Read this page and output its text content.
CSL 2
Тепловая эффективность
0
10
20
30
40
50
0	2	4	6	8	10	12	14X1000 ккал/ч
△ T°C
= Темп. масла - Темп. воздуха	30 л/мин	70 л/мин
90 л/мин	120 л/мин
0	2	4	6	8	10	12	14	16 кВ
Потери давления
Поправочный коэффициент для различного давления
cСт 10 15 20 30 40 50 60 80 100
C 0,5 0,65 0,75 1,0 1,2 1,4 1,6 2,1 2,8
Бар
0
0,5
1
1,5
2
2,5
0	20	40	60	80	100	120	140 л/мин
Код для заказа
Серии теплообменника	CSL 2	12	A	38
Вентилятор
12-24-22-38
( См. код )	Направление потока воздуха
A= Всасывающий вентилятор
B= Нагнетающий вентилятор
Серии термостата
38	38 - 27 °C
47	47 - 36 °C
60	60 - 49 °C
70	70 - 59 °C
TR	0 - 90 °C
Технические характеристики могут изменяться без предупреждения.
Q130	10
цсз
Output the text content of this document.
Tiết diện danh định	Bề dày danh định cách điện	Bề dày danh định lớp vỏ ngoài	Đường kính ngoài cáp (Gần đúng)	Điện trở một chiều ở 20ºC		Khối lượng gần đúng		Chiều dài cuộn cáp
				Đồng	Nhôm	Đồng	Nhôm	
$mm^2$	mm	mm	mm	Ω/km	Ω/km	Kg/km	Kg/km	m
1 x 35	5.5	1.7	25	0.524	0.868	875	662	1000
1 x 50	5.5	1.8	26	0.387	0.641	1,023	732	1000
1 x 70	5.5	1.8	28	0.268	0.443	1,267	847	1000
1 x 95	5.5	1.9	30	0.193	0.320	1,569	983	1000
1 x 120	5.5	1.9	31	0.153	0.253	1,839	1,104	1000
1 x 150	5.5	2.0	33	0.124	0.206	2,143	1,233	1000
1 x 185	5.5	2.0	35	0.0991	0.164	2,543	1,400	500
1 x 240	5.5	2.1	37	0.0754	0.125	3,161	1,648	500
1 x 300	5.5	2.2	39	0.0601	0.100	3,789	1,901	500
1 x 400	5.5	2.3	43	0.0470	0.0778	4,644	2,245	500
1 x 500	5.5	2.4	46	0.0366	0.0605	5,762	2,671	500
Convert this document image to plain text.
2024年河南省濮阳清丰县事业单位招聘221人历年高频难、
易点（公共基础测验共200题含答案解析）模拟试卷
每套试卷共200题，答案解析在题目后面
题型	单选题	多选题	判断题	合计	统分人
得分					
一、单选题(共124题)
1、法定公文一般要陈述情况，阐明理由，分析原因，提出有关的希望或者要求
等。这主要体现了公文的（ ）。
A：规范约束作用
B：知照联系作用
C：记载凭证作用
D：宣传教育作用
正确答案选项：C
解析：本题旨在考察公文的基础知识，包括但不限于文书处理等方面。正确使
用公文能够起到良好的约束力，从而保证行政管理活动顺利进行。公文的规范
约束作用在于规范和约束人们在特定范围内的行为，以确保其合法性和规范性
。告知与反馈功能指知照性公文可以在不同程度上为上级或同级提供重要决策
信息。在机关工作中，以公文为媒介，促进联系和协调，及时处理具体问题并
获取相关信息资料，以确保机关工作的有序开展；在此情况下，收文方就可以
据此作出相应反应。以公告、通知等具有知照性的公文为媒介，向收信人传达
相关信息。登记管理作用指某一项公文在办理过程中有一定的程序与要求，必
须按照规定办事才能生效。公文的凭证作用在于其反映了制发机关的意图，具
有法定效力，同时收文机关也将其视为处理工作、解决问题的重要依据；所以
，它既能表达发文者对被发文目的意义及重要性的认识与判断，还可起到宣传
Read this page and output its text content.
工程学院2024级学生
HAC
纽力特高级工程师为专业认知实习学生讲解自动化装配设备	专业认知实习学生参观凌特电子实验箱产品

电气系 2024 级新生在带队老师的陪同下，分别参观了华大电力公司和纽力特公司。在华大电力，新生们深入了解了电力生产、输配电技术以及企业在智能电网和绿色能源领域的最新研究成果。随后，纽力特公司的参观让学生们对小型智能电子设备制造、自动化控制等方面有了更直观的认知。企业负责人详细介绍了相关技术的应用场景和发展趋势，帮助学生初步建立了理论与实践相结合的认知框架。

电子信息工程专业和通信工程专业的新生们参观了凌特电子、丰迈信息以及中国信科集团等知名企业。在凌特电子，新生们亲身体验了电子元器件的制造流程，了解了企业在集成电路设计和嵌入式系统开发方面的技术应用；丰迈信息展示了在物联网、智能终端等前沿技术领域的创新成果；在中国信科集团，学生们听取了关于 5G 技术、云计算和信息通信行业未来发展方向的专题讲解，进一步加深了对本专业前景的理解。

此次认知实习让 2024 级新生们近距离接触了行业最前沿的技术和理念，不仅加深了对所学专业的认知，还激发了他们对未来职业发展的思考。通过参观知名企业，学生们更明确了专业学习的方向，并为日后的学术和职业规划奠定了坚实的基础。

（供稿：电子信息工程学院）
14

···

# The exercise
Identify the lines in the entries above that contain "Серии", then copy them out.

# Exercise answer
Серии теплообменника	CSL 2	12	A	38
Серии термостата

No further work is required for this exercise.